● CHALLENGE
Below you will find a set of lines. Repeat them all exactly.
# start of GIVEN ENTRIES
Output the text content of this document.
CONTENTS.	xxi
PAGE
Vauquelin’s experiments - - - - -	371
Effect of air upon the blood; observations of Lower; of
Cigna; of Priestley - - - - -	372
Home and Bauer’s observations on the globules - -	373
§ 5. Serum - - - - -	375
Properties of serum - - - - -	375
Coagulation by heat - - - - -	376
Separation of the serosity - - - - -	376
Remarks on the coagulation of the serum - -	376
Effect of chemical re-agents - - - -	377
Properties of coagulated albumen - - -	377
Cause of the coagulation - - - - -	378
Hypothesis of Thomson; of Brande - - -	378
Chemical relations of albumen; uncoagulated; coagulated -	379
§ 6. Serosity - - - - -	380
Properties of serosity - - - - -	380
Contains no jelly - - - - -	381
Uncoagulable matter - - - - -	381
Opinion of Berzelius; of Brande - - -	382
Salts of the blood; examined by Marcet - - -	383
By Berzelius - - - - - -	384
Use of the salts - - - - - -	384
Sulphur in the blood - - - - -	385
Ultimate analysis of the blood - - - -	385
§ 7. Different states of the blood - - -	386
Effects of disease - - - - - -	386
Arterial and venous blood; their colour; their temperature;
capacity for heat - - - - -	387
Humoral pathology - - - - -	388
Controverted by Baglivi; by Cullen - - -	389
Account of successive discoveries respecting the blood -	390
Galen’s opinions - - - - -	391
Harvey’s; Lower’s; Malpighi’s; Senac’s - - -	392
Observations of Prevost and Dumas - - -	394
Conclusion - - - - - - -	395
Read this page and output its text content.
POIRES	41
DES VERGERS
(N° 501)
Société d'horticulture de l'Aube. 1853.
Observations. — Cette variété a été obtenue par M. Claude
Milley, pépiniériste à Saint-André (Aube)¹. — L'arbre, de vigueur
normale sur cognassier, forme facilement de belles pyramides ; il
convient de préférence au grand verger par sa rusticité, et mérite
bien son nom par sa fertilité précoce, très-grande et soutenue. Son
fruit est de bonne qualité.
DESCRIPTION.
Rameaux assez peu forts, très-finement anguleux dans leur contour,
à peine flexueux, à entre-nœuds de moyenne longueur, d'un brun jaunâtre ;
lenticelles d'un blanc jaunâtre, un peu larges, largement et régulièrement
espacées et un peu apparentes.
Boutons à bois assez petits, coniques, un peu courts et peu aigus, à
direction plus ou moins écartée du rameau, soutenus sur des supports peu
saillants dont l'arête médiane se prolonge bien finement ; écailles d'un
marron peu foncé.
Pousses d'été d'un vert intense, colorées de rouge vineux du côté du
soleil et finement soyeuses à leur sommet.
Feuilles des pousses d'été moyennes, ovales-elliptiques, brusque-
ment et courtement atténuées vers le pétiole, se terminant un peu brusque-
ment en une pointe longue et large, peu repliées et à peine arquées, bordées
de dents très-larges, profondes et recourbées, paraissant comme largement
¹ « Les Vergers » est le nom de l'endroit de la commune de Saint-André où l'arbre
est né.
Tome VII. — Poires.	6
# end of GIVEN ENTRIES
● COMPLETED EXERCISE
Output the text content of this document.
CONTENTS.	xxi
PAGE
Vauquelin’s experiments - - - - -	371
Effect of air upon the blood; observations of Lower; of
Cigna; of Priestley - - - - -	372
Home and Bauer’s observations on the globules - -	373
§ 5. Serum - - - - -	375
Properties of serum - - - - -	375
Coagulation by heat - - - - -	376
Separation of the serosity - - - - -	376
Remarks on the coagulation of the serum - -	376
Effect of chemical re-agents - - - -	377
Properties of coagulated albumen - - -	377
Cause of the coagulation - - - - -	378
Hypothesis of Thomson; of Brande - - -	378
Chemical relations of albumen; uncoagulated; coagulated -	379
§ 6. Serosity - - - - -	380
Properties of serosity - - - - -	380
Contains no jelly - - - - -	381
Uncoagulable matter - - - - -	381
Opinion of Berzelius; of Brande - - -	382
Salts of the blood; examined by Marcet - - -	383
By Berzelius - - - - - -	384
Use of the salts - - - - - -	384
Sulphur in the blood - - - - -	385
Ultimate analysis of the blood - - - -	385
§ 7. Different states of the blood - - -	386
Effects of disease - - - - - -	386
Arterial and venous blood; their colour; their temperature;
capacity for heat - - - - -	387
Humoral pathology - - - - -	388
Controverted by Baglivi; by Cullen - - -	389
Account of successive discoveries respecting the blood -	390
Galen’s opinions - - - - -	391
Harvey’s; Lower’s; Malpighi’s; Senac’s - - -	392
Observations of Prevost and Dumas - - -	394
Conclusion - - - - - - -	395
Read this page and output its text content.
POIRES	41
DES VERGERS
(N° 501)
Société d'horticulture de l'Aube. 1853.
Observations. — Cette variété a été obtenue par M. Claude
Milley, pépiniériste à Saint-André (Aube)¹. — L'arbre, de vigueur
normale sur cognassier, forme facilement de belles pyramides ; il
convient de préférence au grand verger par sa rusticité, et mérite
bien son nom par sa fertilité précoce, très-grande et soutenue. Son
fruit est de bonne qualité.
DESCRIPTION.
Rameaux assez peu forts, très-finement anguleux dans leur contour,
à peine flexueux, à entre-nœuds de moyenne longueur, d'un brun jaunâtre ;
lenticelles d'un blanc jaunâtre, un peu larges, largement et régulièrement
espacées et un peu apparentes.
Boutons à bois assez petits, coniques, un peu courts et peu aigus, à
direction plus ou moins écartée du rameau, soutenus sur des supports peu
saillants dont l'arête médiane se prolonge bien finement ; écailles d'un
marron peu foncé.
Pousses d'été d'un vert intense, colorées de rouge vineux du côté du
soleil et finement soyeuses à leur sommet.
Feuilles des pousses d'été moyennes, ovales-elliptiques, brusque-
ment et courtement atténuées vers le pétiole, se terminant un peu brusque-
ment en une pointe longue et large, peu repliées et à peine arquées, bordées
de dents très-larges, profondes et recourbées, paraissant comme largement
¹ « Les Vergers » est le nom de l'endroit de la commune de Saint-André où l'arbre
est né.
Tome VII. — Poires.	6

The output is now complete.